MATERIAL FOR THIS TASK =
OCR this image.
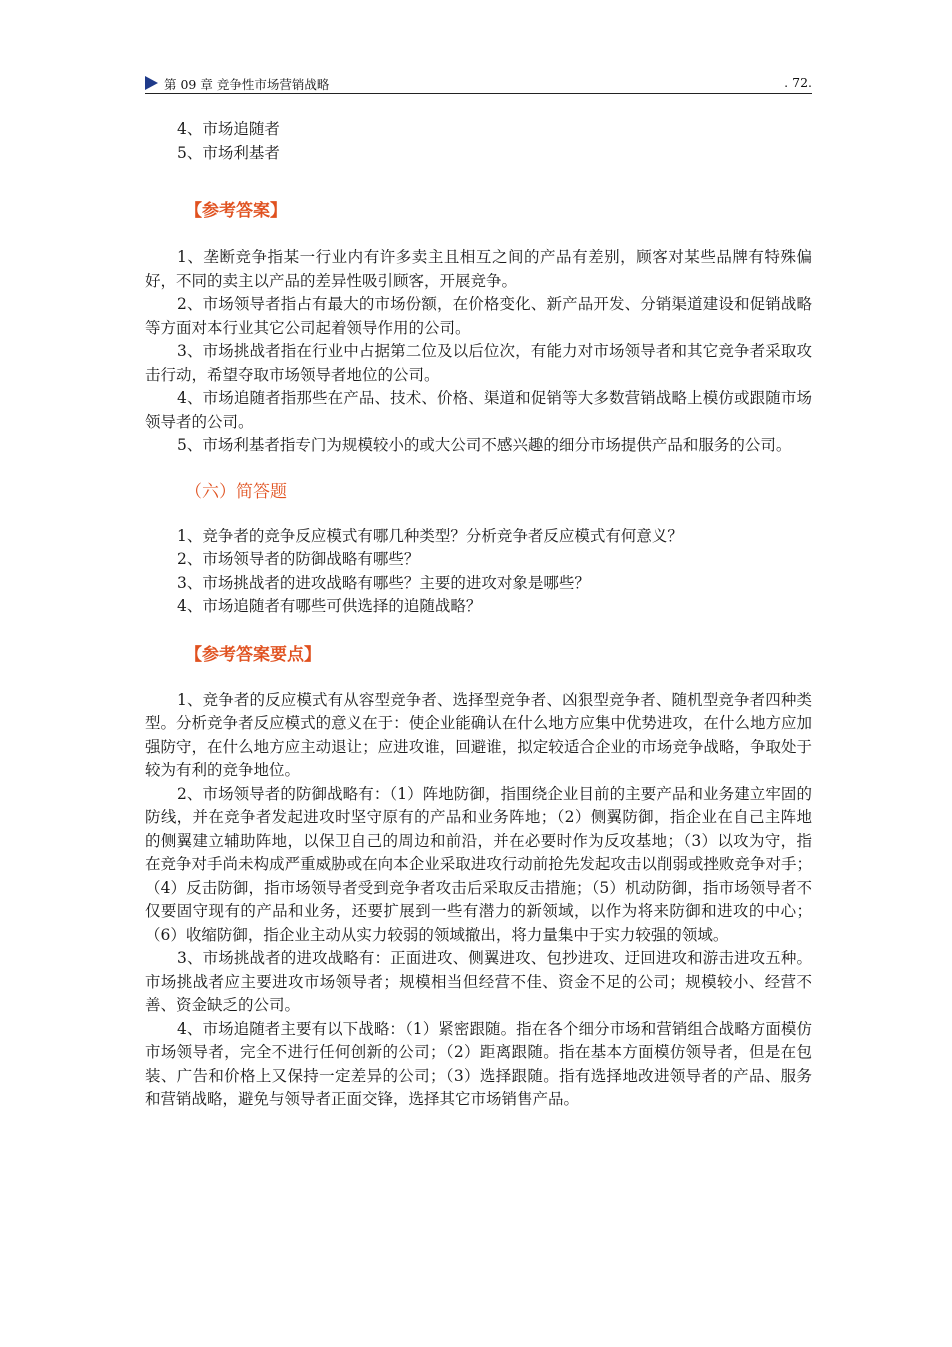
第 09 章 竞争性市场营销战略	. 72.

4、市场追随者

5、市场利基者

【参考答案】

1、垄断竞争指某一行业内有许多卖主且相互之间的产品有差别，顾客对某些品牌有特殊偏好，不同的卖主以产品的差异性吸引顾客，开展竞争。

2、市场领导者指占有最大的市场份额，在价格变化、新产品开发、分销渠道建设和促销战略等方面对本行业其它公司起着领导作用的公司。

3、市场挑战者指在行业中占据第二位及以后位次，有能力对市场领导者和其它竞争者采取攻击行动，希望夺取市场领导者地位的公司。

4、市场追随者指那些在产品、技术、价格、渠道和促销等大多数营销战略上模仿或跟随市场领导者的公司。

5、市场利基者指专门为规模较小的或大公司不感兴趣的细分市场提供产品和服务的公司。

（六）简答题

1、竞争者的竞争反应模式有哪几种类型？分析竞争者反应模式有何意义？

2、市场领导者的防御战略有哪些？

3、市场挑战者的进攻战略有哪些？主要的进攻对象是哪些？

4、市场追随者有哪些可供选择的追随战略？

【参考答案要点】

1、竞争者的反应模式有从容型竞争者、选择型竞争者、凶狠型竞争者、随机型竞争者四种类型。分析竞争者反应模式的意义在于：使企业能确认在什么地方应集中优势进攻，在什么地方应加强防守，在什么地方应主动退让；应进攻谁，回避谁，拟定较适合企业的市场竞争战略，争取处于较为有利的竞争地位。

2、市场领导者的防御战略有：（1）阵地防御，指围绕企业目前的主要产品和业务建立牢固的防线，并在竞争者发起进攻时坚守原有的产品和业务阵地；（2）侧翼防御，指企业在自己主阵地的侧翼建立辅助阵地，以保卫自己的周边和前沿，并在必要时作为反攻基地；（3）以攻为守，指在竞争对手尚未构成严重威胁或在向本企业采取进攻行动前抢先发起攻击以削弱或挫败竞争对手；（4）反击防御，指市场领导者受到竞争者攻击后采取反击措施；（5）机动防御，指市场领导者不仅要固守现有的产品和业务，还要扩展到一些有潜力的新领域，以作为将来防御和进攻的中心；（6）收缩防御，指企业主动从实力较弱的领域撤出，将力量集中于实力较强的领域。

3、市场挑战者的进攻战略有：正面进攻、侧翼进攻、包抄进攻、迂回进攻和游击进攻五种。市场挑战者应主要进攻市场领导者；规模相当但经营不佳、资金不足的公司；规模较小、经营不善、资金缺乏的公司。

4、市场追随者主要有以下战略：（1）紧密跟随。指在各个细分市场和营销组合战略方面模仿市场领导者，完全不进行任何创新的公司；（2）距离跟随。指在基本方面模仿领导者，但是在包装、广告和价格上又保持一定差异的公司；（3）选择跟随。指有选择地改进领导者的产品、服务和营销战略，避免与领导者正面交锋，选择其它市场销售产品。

WHAT THE TASK ASKS = Quote the records in their entirety, keeping the wording exact and excluding pictures.

EXERCISE RESPONSE =
OCR this image.
第 09 章 竞争性市场营销战略	. 72.

4、市场追随者

5、市场利基者

【参考答案】

1、垄断竞争指某一行业内有许多卖主且相互之间的产品有差别，顾客对某些品牌有特殊偏好，不同的卖主以产品的差异性吸引顾客，开展竞争。

2、市场领导者指占有最大的市场份额，在价格变化、新产品开发、分销渠道建设和促销战略等方面对本行业其它公司起着领导作用的公司。

3、市场挑战者指在行业中占据第二位及以后位次，有能力对市场领导者和其它竞争者采取攻击行动，希望夺取市场领导者地位的公司。

4、市场追随者指那些在产品、技术、价格、渠道和促销等大多数营销战略上模仿或跟随市场领导者的公司。

5、市场利基者指专门为规模较小的或大公司不感兴趣的细分市场提供产品和服务的公司。

（六）简答题

1、竞争者的竞争反应模式有哪几种类型？分析竞争者反应模式有何意义？

2、市场领导者的防御战略有哪些？

3、市场挑战者的进攻战略有哪些？主要的进攻对象是哪些？

4、市场追随者有哪些可供选择的追随战略？

【参考答案要点】

1、竞争者的反应模式有从容型竞争者、选择型竞争者、凶狠型竞争者、随机型竞争者四种类型。分析竞争者反应模式的意义在于：使企业能确认在什么地方应集中优势进攻，在什么地方应加强防守，在什么地方应主动退让；应进攻谁，回避谁，拟定较适合企业的市场竞争战略，争取处于较为有利的竞争地位。

2、市场领导者的防御战略有：（1）阵地防御，指围绕企业目前的主要产品和业务建立牢固的防线，并在竞争者发起进攻时坚守原有的产品和业务阵地；（2）侧翼防御，指企业在自己主阵地的侧翼建立辅助阵地，以保卫自己的周边和前沿，并在必要时作为反攻基地；（3）以攻为守，指在竞争对手尚未构成严重威胁或在向本企业采取进攻行动前抢先发起攻击以削弱或挫败竞争对手；（4）反击防御，指市场领导者受到竞争者攻击后采取反击措施；（5）机动防御，指市场领导者不仅要固守现有的产品和业务，还要扩展到一些有潜力的新领域，以作为将来防御和进攻的中心；（6）收缩防御，指企业主动从实力较弱的领域撤出，将力量集中于实力较强的领域。

3、市场挑战者的进攻战略有：正面进攻、侧翼进攻、包抄进攻、迂回进攻和游击进攻五种。市场挑战者应主要进攻市场领导者；规模相当但经营不佳、资金不足的公司；规模较小、经营不善、资金缺乏的公司。

4、市场追随者主要有以下战略：（1）紧密跟随。指在各个细分市场和营销组合战略方面模仿市场领导者，完全不进行任何创新的公司；（2）距离跟随。指在基本方面模仿领导者，但是在包装、广告和价格上又保持一定差异的公司；（3）选择跟随。指有选择地改进领导者的产品、服务和营销战略，避免与领导者正面交锋，选择其它市场销售产品。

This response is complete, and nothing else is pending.